_What is expected_
Recast all of the material below as a numbered list, leaving out any blank lines.

_Data in this exercise_
══════════
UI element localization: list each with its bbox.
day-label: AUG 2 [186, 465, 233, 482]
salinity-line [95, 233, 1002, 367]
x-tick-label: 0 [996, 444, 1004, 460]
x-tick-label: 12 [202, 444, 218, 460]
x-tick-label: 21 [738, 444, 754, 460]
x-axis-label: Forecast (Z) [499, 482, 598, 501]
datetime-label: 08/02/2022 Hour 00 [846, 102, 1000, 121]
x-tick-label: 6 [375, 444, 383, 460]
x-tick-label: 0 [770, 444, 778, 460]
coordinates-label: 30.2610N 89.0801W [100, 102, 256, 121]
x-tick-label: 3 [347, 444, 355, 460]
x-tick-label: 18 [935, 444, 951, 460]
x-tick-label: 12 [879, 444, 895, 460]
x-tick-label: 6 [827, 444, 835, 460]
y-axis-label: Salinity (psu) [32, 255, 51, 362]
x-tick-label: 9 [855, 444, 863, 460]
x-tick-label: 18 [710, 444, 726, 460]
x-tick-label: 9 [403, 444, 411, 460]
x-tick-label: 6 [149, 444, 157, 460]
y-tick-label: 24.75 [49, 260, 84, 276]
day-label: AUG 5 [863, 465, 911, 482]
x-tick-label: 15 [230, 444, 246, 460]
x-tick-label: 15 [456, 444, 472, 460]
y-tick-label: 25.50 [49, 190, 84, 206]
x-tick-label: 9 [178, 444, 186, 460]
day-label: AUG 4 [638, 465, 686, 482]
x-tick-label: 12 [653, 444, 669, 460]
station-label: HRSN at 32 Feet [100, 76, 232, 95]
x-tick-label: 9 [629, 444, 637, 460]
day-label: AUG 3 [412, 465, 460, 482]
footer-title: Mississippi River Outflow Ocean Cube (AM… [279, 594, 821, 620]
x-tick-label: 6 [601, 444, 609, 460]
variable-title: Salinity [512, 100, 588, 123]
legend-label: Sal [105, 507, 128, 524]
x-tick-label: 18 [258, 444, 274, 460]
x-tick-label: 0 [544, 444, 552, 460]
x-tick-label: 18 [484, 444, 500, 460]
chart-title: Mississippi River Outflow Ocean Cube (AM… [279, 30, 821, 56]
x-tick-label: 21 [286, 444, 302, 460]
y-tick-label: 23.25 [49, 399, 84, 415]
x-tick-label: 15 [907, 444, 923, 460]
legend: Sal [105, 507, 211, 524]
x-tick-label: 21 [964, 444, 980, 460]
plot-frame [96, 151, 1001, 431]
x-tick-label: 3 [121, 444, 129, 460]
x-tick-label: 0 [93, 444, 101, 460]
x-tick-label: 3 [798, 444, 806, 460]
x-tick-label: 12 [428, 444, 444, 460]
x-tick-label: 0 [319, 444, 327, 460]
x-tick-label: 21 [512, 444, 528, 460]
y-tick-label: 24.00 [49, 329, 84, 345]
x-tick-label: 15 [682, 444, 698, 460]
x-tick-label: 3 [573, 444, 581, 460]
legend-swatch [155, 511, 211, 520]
══════════
_Output_
1. UI element localization: list each with its bbox.
2. day-label: AUG 2 [186, 465, 233, 482]
3. salinity-line [95, 233, 1002, 367]
4. x-tick-label: 0 [996, 444, 1004, 460]
5. x-tick-label: 12 [202, 444, 218, 460]
6. x-tick-label: 21 [738, 444, 754, 460]
7. x-axis-label: Forecast (Z) [499, 482, 598, 501]
8. datetime-label: 08/02/2022 Hour 00 [846, 102, 1000, 121]
9. x-tick-label: 6 [375, 444, 383, 460]
10. x-tick-label: 0 [770, 444, 778, 460]
11. coordinates-label: 30.2610N 89.0801W [100, 102, 256, 121]
12. x-tick-label: 3 [347, 444, 355, 460]
13. x-tick-label: 18 [935, 444, 951, 460]
14. x-tick-label: 12 [879, 444, 895, 460]
15. x-tick-label: 6 [827, 444, 835, 460]
16. y-axis-label: Salinity (psu) [32, 255, 51, 362]
17. x-tick-label: 9 [855, 444, 863, 460]
18. x-tick-label: 18 [710, 444, 726, 460]
19. x-tick-label: 9 [403, 444, 411, 460]
20. x-tick-label: 6 [149, 444, 157, 460]
21. y-tick-label: 24.75 [49, 260, 84, 276]
22. day-label: AUG 5 [863, 465, 911, 482]
23. x-tick-label: 15 [230, 444, 246, 460]
24. x-tick-label: 15 [456, 444, 472, 460]
25. y-tick-label: 25.50 [49, 190, 84, 206]
26. x-tick-label: 9 [178, 444, 186, 460]
27. day-label: AUG 4 [638, 465, 686, 482]
28. x-tick-label: 12 [653, 444, 669, 460]
29. station-label: HRSN at 32 Feet [100, 76, 232, 95]
30. x-tick-label: 9 [629, 444, 637, 460]
31. day-label: AUG 3 [412, 465, 460, 482]
32. footer-title: Mississippi River Outflow Ocean Cube (AM… [279, 594, 821, 620]
33. x-tick-label: 6 [601, 444, 609, 460]
34. variable-title: Salinity [512, 100, 588, 123]
35. legend-label: Sal [105, 507, 128, 524]
36. x-tick-label: 18 [258, 444, 274, 460]
37. x-tick-label: 0 [544, 444, 552, 460]
38. x-tick-label: 18 [484, 444, 500, 460]
39. chart-title: Mississippi River Outflow Ocean Cube (AM… [279, 30, 821, 56]
40. x-tick-label: 21 [286, 444, 302, 460]
41. y-tick-label: 23.25 [49, 399, 84, 415]
42. x-tick-label: 15 [907, 444, 923, 460]
43. legend: Sal [105, 507, 211, 524]
44. x-tick-label: 21 [964, 444, 980, 460]
45. plot-frame [96, 151, 1001, 431]
46. x-tick-label: 3 [121, 444, 129, 460]
47. x-tick-label: 0 [93, 444, 101, 460]
48. x-tick-label: 3 [798, 444, 806, 460]
49. x-tick-label: 12 [428, 444, 444, 460]
50. x-tick-label: 0 [319, 444, 327, 460]
51. x-tick-label: 21 [512, 444, 528, 460]
52. y-tick-label: 24.00 [49, 329, 84, 345]
53. x-tick-label: 15 [682, 444, 698, 460]
54. x-tick-label: 3 [573, 444, 581, 460]
55. legend-swatch [155, 511, 211, 520]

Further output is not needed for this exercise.